GOAL OF THE EXERCISE: Pull out every line from the listing that has the word "Listen".
'''
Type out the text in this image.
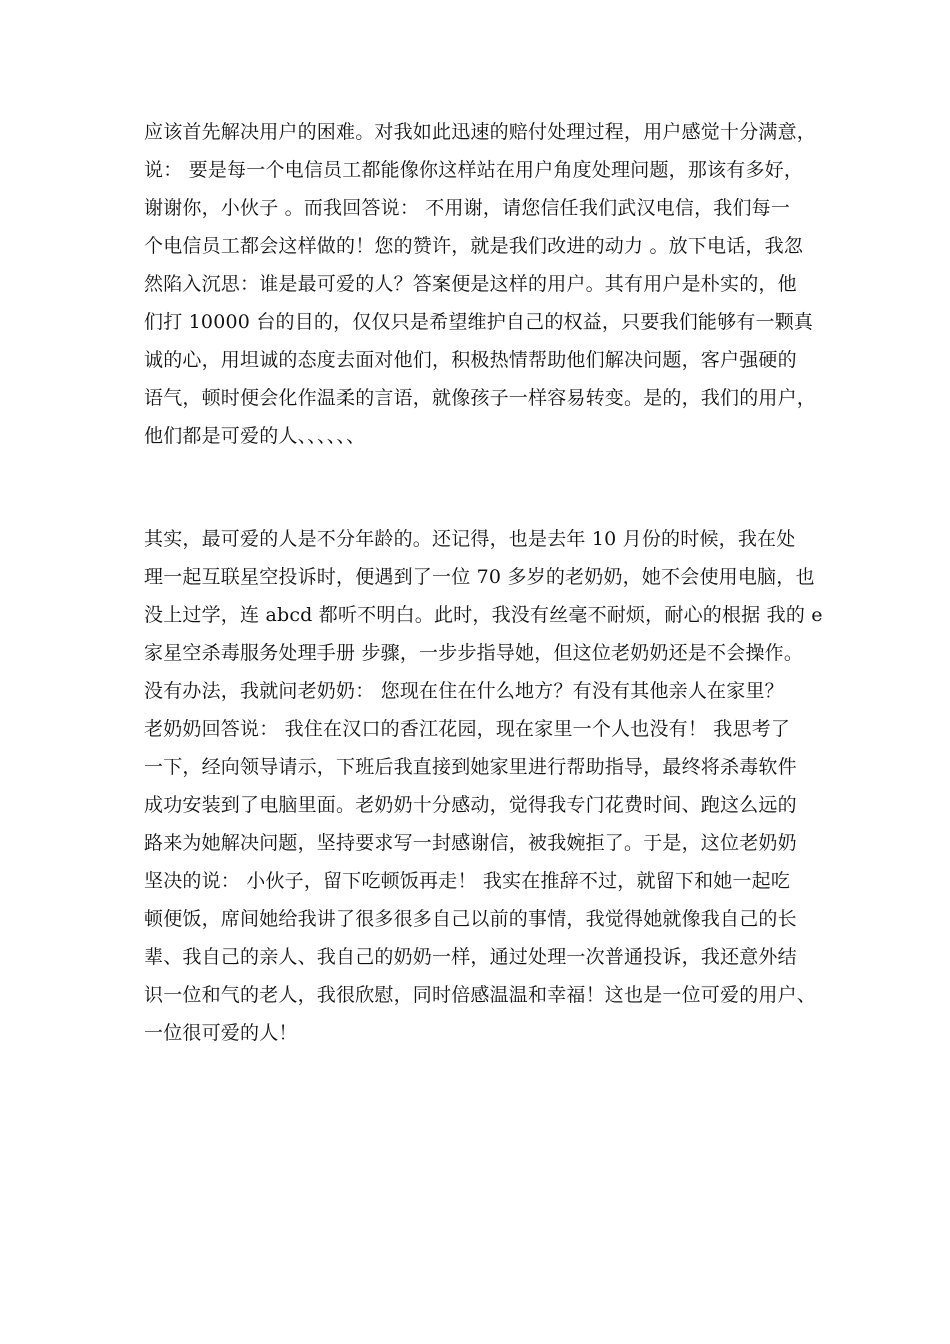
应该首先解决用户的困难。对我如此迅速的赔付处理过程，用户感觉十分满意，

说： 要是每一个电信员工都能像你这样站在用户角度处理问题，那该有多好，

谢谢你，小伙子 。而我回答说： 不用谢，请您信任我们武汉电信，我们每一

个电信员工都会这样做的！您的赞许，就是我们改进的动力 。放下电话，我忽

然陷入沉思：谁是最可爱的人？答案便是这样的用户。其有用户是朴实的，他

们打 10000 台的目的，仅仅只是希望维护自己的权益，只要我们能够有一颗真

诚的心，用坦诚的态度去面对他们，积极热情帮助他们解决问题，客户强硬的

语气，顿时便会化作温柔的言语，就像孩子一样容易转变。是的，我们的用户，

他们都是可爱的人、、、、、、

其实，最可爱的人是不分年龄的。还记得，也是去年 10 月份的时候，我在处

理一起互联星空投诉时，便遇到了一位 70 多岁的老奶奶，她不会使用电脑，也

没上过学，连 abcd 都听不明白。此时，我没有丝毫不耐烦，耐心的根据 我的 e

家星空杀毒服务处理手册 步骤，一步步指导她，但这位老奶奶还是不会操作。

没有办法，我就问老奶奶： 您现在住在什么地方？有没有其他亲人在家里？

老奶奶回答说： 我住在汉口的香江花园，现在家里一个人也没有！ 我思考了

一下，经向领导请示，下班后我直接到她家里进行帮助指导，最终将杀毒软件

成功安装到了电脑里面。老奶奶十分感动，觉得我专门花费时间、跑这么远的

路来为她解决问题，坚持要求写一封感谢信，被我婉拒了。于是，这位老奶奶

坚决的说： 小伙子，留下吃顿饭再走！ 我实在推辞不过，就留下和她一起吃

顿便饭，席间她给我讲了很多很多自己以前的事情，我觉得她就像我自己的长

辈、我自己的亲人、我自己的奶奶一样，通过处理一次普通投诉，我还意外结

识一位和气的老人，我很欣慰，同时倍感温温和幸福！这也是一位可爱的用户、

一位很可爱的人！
'''
'''
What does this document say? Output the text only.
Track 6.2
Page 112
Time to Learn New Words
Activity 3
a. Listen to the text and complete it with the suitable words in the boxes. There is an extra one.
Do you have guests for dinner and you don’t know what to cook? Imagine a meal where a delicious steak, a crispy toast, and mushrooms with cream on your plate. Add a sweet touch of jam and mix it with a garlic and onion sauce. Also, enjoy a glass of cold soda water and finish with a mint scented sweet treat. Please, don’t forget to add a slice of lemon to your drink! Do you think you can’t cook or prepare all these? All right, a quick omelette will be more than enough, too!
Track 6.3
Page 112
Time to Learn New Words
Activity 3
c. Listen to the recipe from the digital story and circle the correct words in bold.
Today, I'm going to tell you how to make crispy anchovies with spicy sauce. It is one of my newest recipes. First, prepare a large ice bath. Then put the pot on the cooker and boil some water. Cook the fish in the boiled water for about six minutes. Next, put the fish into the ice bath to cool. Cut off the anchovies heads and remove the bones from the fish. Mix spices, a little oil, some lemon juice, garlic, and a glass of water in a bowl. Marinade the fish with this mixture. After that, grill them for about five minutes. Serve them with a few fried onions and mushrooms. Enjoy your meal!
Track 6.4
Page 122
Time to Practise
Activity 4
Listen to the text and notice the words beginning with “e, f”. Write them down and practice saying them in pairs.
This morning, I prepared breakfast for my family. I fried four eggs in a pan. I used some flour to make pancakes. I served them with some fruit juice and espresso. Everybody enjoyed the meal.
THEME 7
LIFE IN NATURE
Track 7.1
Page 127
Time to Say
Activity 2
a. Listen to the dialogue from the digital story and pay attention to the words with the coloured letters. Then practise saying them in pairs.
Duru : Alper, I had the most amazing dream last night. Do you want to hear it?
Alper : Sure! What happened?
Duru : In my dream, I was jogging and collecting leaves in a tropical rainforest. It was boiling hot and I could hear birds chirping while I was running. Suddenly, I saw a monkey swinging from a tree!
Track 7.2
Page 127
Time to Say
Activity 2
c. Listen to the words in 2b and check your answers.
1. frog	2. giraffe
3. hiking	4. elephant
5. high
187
'''
EXERCISE RESULT:
a. Listen to the text and complete it with the suitable words in the boxes. There is an extra one.
c. Listen to the recipe from the digital story and circle the correct words in bold.
Listen to the text and notice the words beginning with “e, f”. Write them down and practice saying them in pairs.
a. Listen to the dialogue from the digital story and pay attention to the words with the coloured letters. Then practise saying them in pairs.
c. Listen to the words in 2b and check your answers.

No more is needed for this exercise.